TASK TO COMPLETE >> Set out each line from the following listing that includes the word "document".

[Stored records]
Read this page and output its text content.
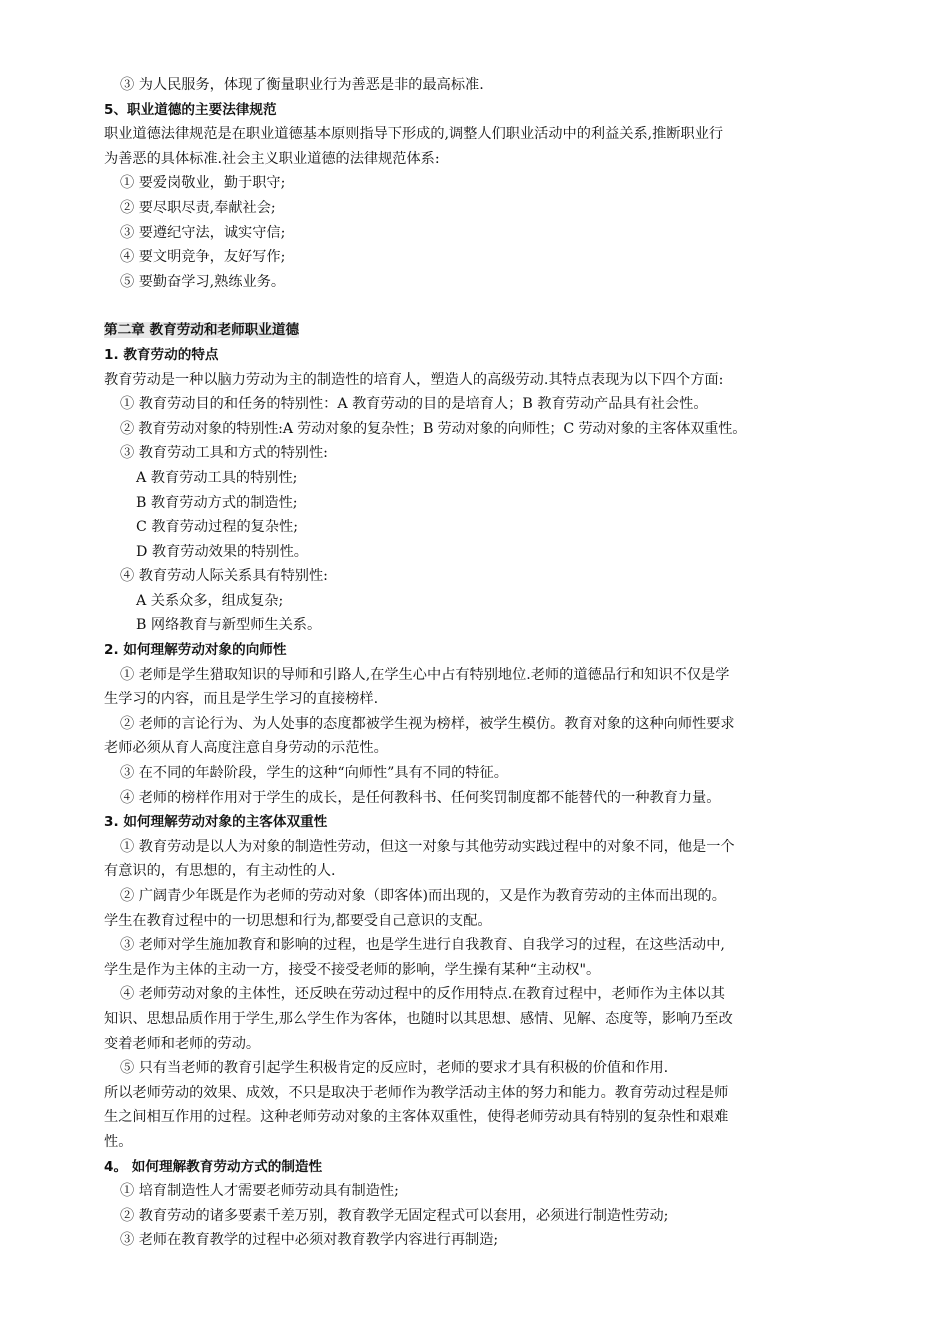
③ 为人民服务，体现了衡量职业行为善恶是非的最高标准.

5、职业道德的主要法律规范

职业道德法律规范是在职业道德基本原则指导下形成的,调整人们职业活动中的利益关系,推断职业行

为善恶的具体标准.社会主义职业道德的法律规范体系:

① 要爱岗敬业，勤于职守;

② 要尽职尽责,奉献社会;

③ 要遵纪守法，诚实守信;

④ 要文明竞争，友好写作;

⑤ 要勤奋学习,熟练业务。

第二章 教育劳动和老师职业道德

1. 教育劳动的特点

教育劳动是一种以脑力劳动为主的制造性的培育人，塑造人的高级劳动.其特点表现为以下四个方面:

① 教育劳动目的和任务的特别性：A 教育劳动的目的是培育人；B 教育劳动产品具有社会性。

② 教育劳动对象的特别性:A 劳动对象的复杂性；B 劳动对象的向师性；C 劳动对象的主客体双重性。

③ 教育劳动工具和方式的特别性:

A 教育劳动工具的特别性;

B 教育劳动方式的制造性;

C 教育劳动过程的复杂性;

D 教育劳动效果的特别性。

④ 教育劳动人际关系具有特别性:

A 关系众多，组成复杂;

B 网络教育与新型师生关系。

2. 如何理解劳动对象的向师性

① 老师是学生猎取知识的导师和引路人,在学生心中占有特别地位.老师的道德品行和知识不仅是学

生学习的内容，而且是学生学习的直接榜样.

② 老师的言论行为、为人处事的态度都被学生视为榜样，被学生模仿。教育对象的这种向师性要求

老师必须从育人高度注意自身劳动的示范性。

③ 在不同的年龄阶段，学生的这种“向师性”具有不同的特征。

④ 老师的榜样作用对于学生的成长，是任何教科书、任何奖罚制度都不能替代的一种教育力量。

3. 如何理解劳动对象的主客体双重性

① 教育劳动是以人为对象的制造性劳动，但这一对象与其他劳动实践过程中的对象不同，他是一个

有意识的，有思想的，有主动性的人.

② 广阔青少年既是作为老师的劳动对象（即客体)而出现的，又是作为教育劳动的主体而出现的。

学生在教育过程中的一切思想和行为,都要受自己意识的支配。

③ 老师对学生施加教育和影响的过程，也是学生进行自我教育、自我学习的过程，在这些活动中,

学生是作为主体的主动一方，接受不接受老师的影响，学生操有某种“主动权"。

④ 老师劳动对象的主体性，还反映在劳动过程中的反作用特点.在教育过程中，老师作为主体以其

知识、思想品质作用于学生,那么学生作为客体，也随时以其思想、感情、见解、态度等，影响乃至改

变着老师和老师的劳动。

⑤ 只有当老师的教育引起学生积极肯定的反应时，老师的要求才具有积极的价值和作用.

所以老师劳动的效果、成效，不只是取决于老师作为教学活动主体的努力和能力。教育劳动过程是师

生之间相互作用的过程。这种老师劳动对象的主客体双重性，使得老师劳动具有特别的复杂性和艰难

性。

4。 如何理解教育劳动方式的制造性

① 培育制造性人才需要老师劳动具有制造性;

② 教育劳动的诸多要素千差万别，教育教学无固定程式可以套用，必须进行制造性劳动;

③ 老师在教育教学的过程中必须对教育教学内容进行再制造;
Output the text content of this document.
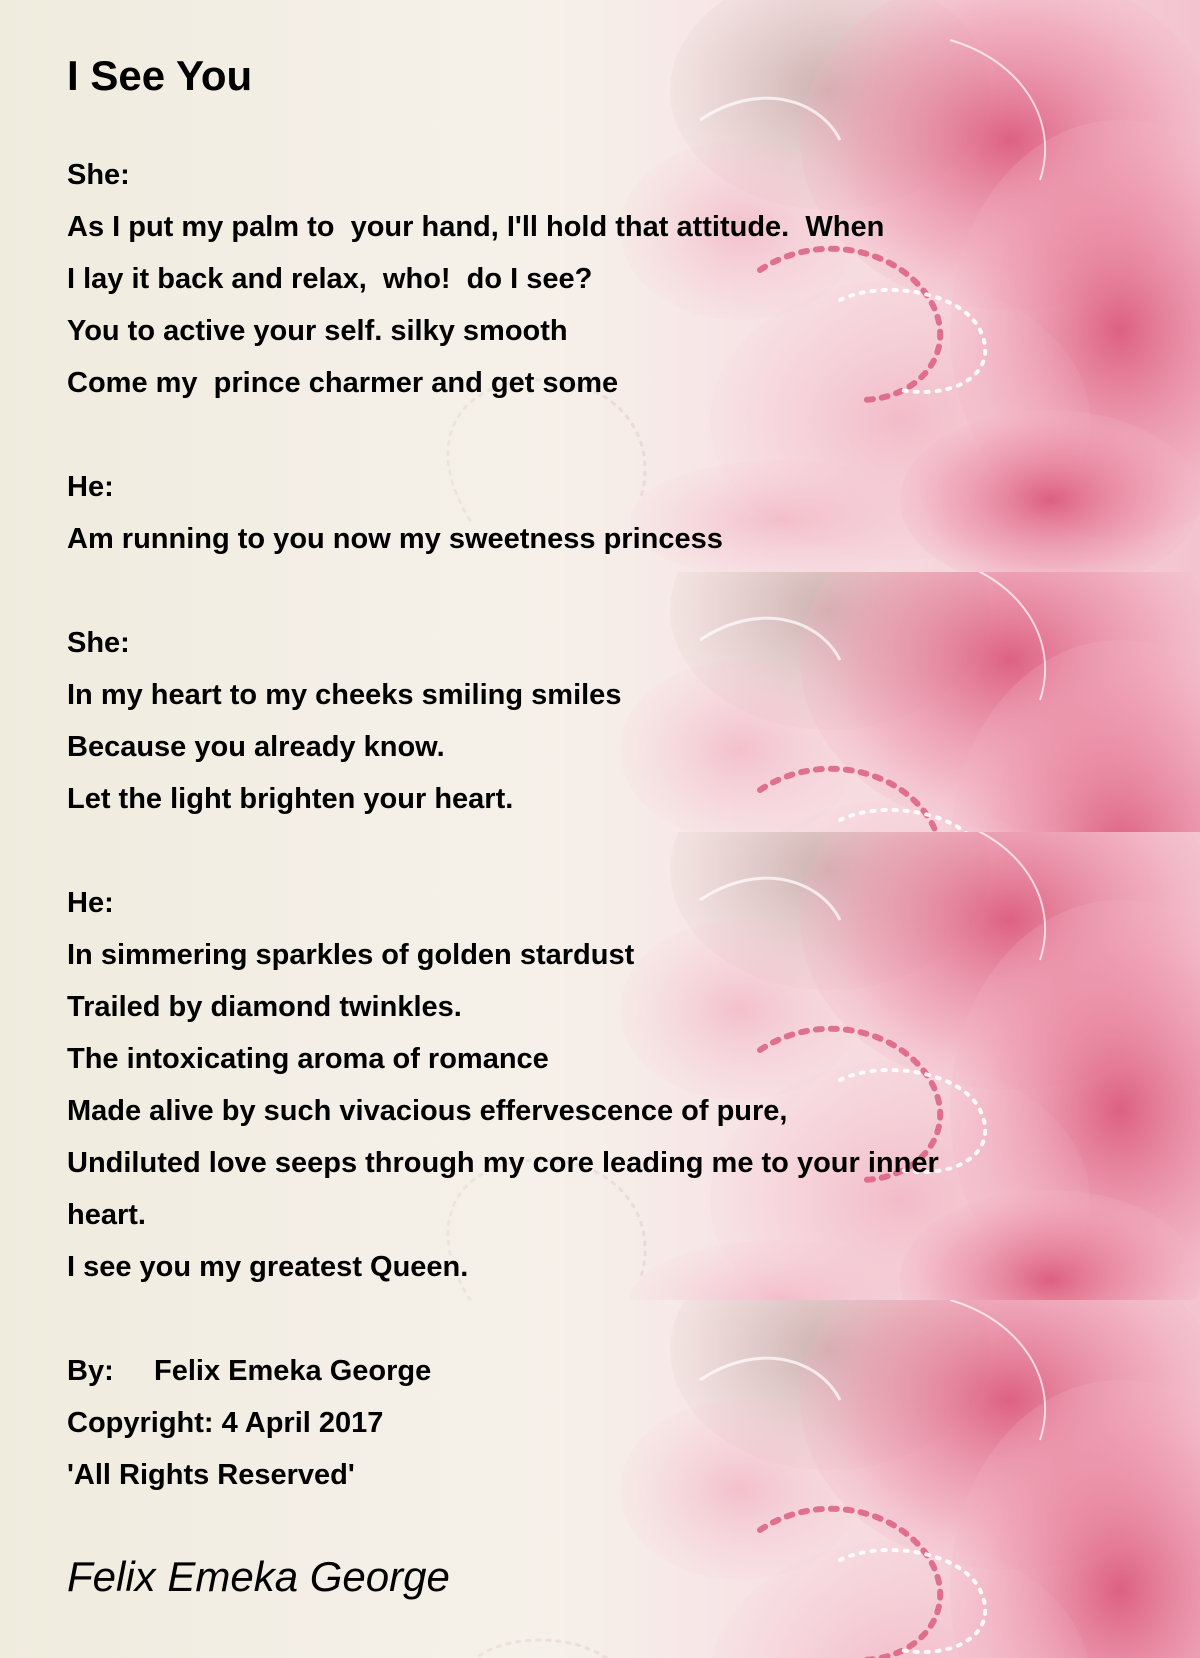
I See You
She:
As I put my palm to  your hand, I'll hold that attitude.  When
I lay it back and relax,  who!  do I see?
You to active your self. silky smooth
Come my  prince charmer and get some
He:
Am running to you now my sweetness princess
She:
In my heart to my cheeks smiling smiles
Because you already know.
Let the light brighten your heart.
He:
In simmering sparkles of golden stardust
Trailed by diamond twinkles.
The intoxicating aroma of romance
Made alive by such vivacious effervescence of pure,
Undiluted love seeps through my core leading me to your inner
heart.
I see you my greatest Queen.
By:     Felix Emeka George
Copyright: 4 April 2017
'All Rights Reserved'
Felix Emeka George
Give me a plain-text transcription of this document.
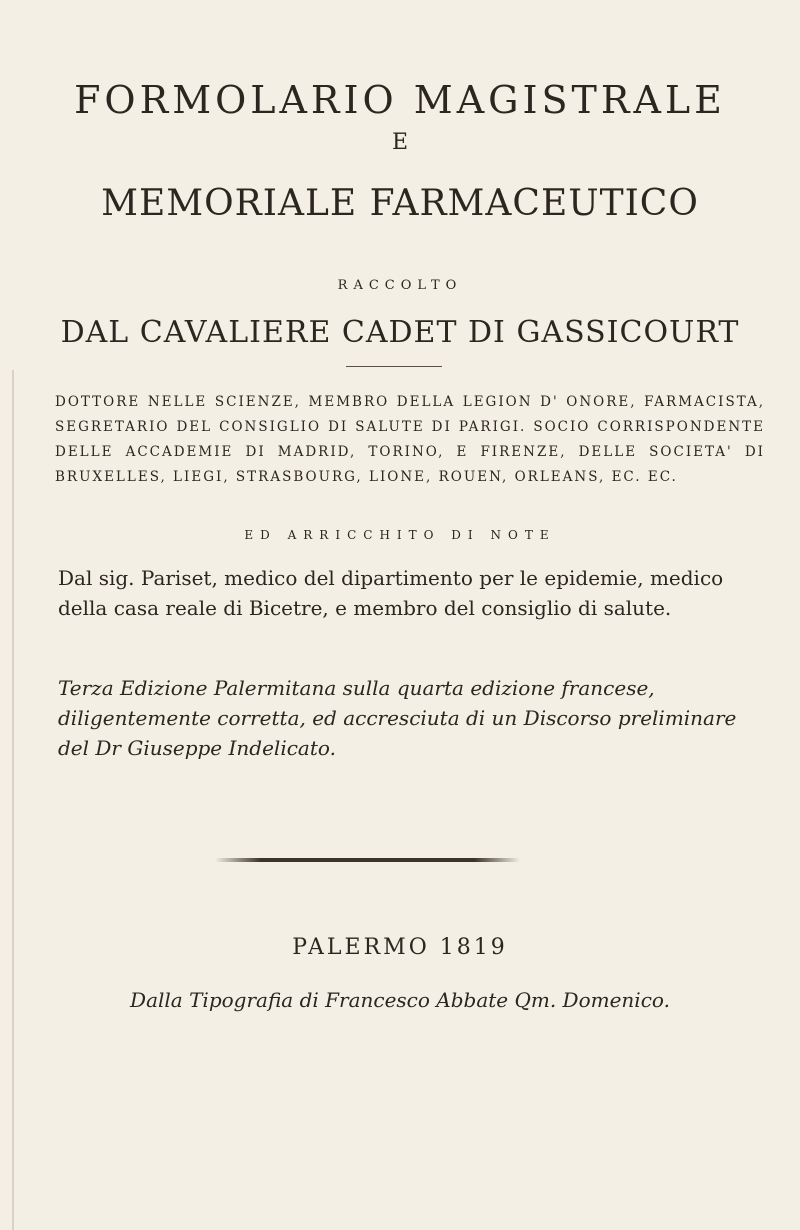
FORMOLARIO MAGISTRALE
E
MEMORIALE FARMACEUTICO
RACCOLTO
DAL CAVALIERE CADET DI GASSICOURT
DOTTORE NELLE SCIENZE, MEMBRO DELLA LEGION D' ONORE, FARMACISTA, SEGRETARIO DEL CONSIGLIO DI SALUTE DI PARIGI. SOCIO CORRISPONDENTE DELLE ACCADEMIE DI MADRID, TORINO, E FIRENZE, DELLE SOCIETA' DI BRUXELLES, LIEGI, STRASBOURG, LIONE, ROUEN, ORLEANS, EC. EC.
ED ARRICCHITO DI NOTE
Dal sig. Pariset, medico del dipartimento per le epidemie, medico della casa reale di Bicetre, e membro del consiglio di salute.
Terza Edizione Palermitana sulla quarta edizione francese, diligentemente corretta, ed accresciuta di un Discorso preliminare del Dr Giuseppe Indelicato.
PALERMO 1819
Dalla Tipografia di Francesco Abbate Qm. Domenico.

EXERCISE SOLUTION >>
Output the text content of this document.
Give me a plain-text transcription of this document.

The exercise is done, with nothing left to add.